## Direction
Rewrite the lines from the one containing "Identify all the" through the one containing "UI element localization: list", both included, with "elements" replaced by "items" and nothing else changed. Leave the pictures out.

## Records for this exercise

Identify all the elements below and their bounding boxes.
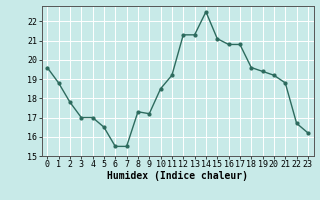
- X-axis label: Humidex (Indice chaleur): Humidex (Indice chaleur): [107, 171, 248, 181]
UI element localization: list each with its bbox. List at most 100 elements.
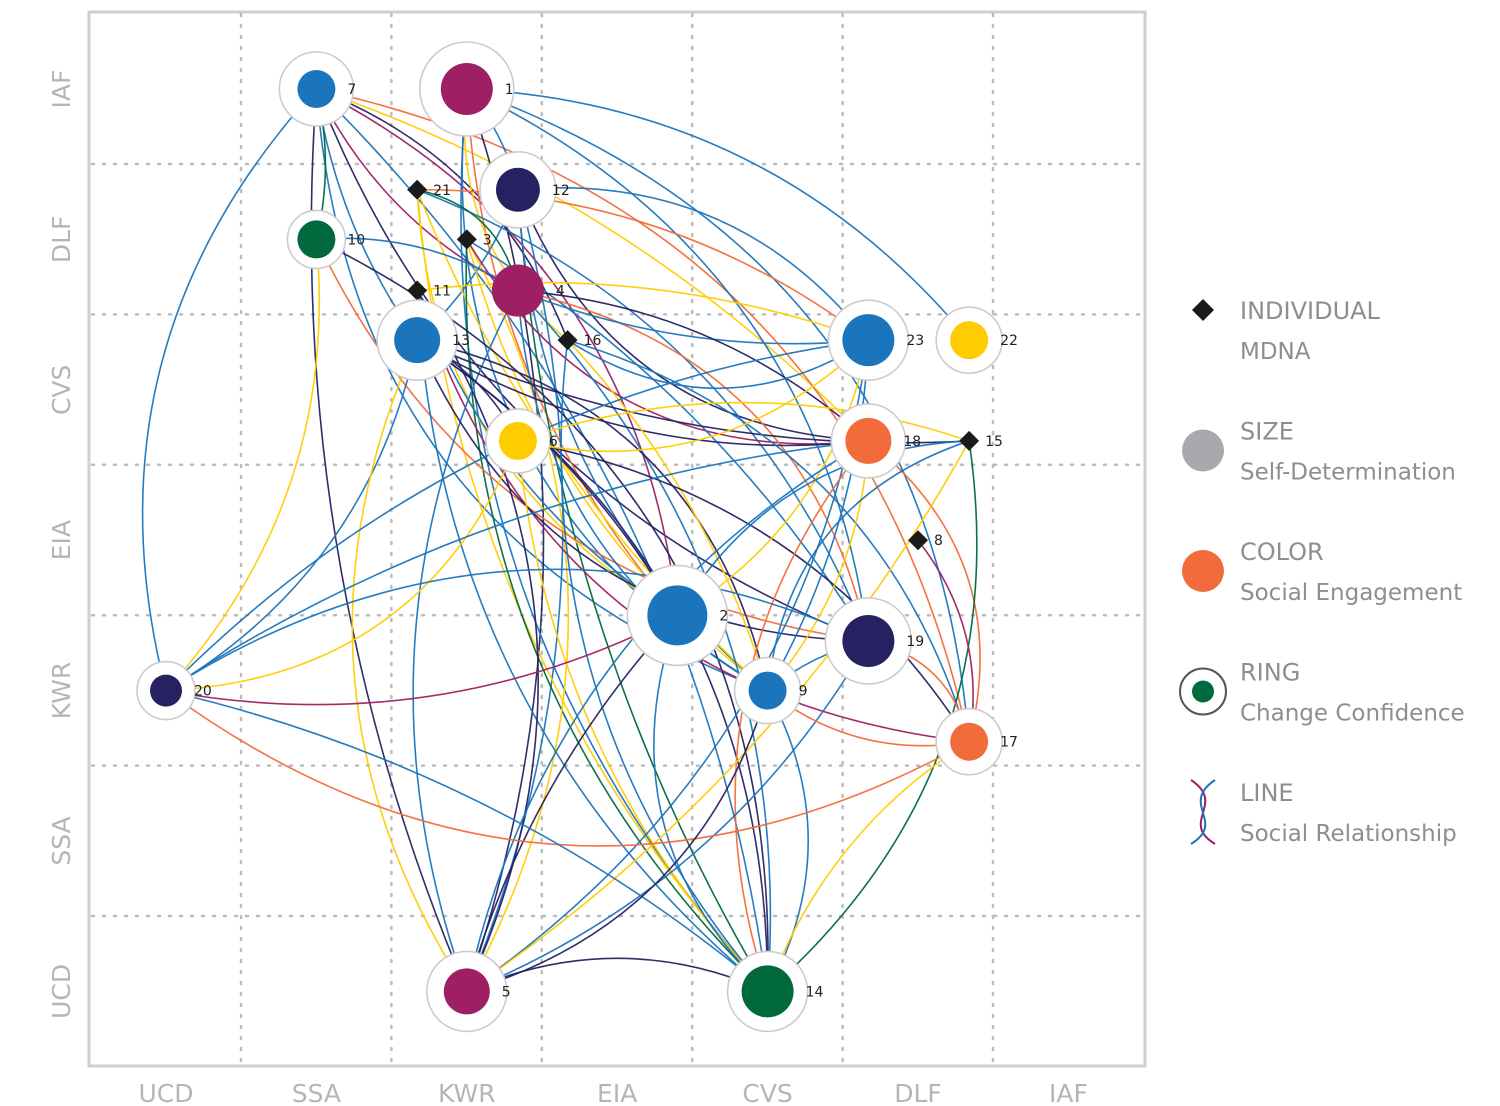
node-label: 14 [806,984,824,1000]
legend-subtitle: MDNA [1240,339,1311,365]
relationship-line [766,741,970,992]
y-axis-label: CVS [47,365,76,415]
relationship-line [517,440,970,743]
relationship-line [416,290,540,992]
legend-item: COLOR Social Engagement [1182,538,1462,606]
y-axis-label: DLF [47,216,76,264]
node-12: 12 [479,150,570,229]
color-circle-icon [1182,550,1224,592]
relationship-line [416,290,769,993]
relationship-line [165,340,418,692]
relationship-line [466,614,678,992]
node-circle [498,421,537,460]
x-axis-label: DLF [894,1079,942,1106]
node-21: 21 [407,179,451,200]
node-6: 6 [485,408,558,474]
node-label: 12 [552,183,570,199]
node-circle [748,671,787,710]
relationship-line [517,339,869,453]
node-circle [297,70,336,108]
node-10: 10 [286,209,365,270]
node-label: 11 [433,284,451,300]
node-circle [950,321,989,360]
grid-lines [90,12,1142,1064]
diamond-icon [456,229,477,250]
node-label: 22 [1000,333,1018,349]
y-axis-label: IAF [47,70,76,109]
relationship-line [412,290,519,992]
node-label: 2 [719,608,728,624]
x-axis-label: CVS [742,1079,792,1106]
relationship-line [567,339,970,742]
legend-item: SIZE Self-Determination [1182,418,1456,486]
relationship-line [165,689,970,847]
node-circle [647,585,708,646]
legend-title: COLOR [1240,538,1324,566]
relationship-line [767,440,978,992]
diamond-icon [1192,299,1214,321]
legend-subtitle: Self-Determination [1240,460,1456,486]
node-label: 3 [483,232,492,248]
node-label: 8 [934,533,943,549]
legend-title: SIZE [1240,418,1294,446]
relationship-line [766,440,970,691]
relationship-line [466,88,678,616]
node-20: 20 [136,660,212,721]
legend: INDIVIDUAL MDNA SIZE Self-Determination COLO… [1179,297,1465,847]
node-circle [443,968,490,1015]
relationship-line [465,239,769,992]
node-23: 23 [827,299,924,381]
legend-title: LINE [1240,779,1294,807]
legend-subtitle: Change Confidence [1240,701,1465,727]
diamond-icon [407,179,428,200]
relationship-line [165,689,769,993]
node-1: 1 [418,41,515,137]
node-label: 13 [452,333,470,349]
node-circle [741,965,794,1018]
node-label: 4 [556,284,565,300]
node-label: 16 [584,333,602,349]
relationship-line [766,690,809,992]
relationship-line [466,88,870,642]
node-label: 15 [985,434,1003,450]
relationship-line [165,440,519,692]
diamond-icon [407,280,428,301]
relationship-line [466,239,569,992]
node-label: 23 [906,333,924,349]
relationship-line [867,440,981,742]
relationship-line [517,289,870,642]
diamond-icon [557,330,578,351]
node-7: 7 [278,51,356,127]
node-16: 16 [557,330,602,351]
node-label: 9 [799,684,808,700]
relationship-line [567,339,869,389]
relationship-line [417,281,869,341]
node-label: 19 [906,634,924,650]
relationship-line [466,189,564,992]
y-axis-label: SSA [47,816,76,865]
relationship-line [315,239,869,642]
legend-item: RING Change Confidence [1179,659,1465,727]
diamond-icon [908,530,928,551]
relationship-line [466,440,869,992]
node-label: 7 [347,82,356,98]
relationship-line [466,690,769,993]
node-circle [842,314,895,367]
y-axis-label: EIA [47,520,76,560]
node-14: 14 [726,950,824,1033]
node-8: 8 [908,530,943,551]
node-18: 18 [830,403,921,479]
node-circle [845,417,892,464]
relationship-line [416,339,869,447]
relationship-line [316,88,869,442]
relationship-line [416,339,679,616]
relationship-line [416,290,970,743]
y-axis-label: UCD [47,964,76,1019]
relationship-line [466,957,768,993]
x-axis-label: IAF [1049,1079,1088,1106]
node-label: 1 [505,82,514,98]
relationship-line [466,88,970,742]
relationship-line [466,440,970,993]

==

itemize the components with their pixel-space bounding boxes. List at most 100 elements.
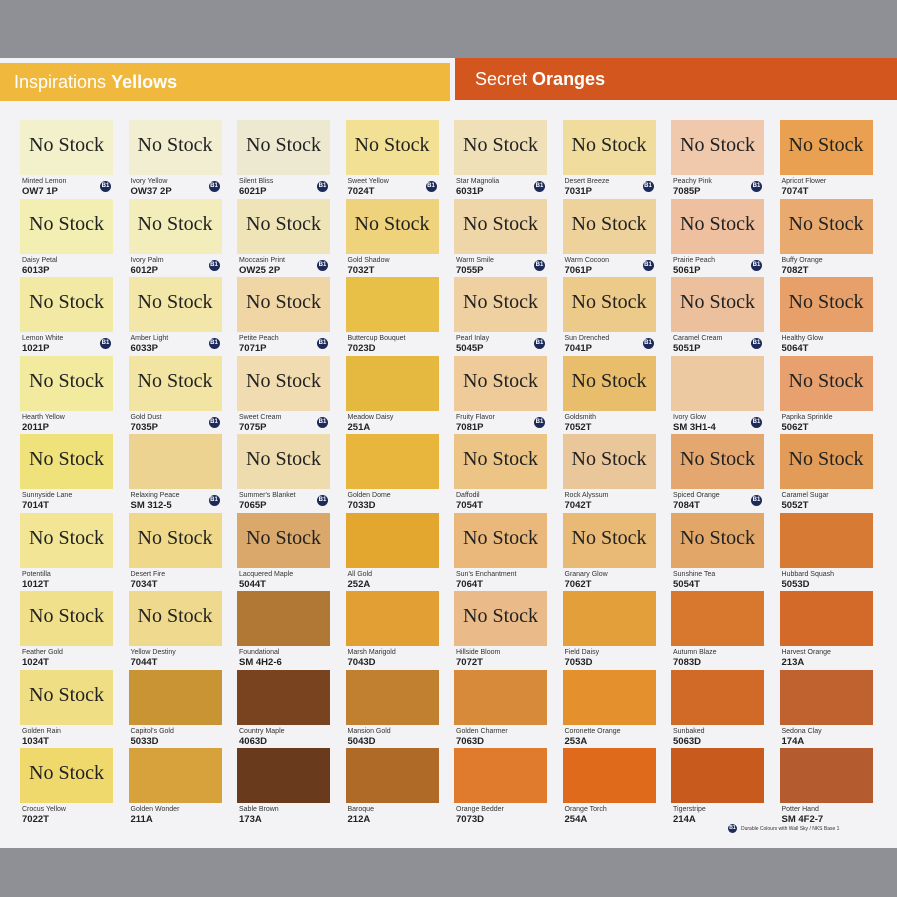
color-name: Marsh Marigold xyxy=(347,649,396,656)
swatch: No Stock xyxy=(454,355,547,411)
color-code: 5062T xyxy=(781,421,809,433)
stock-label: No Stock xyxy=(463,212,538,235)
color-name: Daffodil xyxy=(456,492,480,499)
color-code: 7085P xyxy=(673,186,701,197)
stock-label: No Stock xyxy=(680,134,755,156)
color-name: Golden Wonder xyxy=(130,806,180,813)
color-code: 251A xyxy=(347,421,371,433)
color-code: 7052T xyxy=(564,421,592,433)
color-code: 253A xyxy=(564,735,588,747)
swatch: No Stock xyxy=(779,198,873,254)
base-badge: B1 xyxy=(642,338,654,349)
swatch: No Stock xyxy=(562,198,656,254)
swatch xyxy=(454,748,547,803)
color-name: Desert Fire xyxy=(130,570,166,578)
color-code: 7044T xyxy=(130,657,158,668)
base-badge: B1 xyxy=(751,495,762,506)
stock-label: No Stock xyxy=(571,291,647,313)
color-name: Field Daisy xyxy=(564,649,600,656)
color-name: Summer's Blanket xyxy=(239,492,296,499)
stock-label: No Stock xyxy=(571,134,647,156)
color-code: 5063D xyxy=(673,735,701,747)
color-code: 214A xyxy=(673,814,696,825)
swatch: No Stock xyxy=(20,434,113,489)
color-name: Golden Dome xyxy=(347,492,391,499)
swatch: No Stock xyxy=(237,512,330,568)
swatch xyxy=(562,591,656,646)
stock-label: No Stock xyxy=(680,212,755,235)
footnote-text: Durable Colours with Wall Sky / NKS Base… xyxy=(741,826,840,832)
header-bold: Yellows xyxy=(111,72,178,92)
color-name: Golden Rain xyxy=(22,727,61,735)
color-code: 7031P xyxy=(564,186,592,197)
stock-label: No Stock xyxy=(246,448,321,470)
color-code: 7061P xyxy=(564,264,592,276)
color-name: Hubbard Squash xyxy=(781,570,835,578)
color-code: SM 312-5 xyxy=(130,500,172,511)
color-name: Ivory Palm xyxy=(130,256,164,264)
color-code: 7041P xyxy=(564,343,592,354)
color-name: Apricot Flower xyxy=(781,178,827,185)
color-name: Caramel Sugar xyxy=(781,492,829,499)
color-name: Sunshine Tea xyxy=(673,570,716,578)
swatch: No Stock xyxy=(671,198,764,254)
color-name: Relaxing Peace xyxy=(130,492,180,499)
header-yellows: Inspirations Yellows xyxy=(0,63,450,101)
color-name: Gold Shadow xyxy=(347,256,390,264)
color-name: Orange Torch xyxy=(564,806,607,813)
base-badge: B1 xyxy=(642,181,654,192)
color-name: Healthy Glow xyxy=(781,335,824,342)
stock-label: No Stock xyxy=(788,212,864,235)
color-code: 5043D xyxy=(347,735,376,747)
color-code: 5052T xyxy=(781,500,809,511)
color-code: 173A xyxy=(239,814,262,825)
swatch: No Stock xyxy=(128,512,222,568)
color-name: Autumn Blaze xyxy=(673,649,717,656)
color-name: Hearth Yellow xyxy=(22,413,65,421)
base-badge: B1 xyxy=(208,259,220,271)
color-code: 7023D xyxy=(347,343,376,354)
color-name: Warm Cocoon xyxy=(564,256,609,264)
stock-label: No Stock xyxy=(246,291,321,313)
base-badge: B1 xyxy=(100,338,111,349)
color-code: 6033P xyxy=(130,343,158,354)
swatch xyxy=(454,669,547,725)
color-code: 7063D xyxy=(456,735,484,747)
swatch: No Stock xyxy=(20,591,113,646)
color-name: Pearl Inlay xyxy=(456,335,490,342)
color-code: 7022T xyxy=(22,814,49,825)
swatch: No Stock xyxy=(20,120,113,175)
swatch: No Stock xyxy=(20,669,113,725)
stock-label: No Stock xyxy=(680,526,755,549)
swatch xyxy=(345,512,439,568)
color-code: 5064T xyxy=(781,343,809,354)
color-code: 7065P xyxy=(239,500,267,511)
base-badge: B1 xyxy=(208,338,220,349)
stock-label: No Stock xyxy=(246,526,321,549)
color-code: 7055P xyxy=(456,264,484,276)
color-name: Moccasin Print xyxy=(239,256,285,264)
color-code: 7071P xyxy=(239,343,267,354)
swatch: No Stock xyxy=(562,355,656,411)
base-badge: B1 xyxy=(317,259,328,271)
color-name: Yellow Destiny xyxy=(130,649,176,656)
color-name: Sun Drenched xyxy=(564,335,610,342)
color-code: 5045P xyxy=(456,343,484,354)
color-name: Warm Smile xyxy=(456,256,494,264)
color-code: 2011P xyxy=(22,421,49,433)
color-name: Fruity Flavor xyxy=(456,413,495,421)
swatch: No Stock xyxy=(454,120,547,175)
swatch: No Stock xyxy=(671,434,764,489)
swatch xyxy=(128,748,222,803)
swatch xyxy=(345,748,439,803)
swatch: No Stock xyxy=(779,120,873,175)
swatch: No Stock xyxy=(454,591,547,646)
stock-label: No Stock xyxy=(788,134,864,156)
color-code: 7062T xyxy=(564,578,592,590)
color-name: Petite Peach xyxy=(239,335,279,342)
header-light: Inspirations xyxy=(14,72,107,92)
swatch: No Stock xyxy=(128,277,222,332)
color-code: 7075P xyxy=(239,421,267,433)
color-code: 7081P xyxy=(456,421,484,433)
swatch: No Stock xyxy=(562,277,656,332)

## Task solution
Identify all the items below and their bounding boxes.
- X-axis label: Humidex (Indice chaleur): Humidex (Indice chaleur): [107, 171, 248, 181]
UI element localization: list each with its bbox. List at most 100 items.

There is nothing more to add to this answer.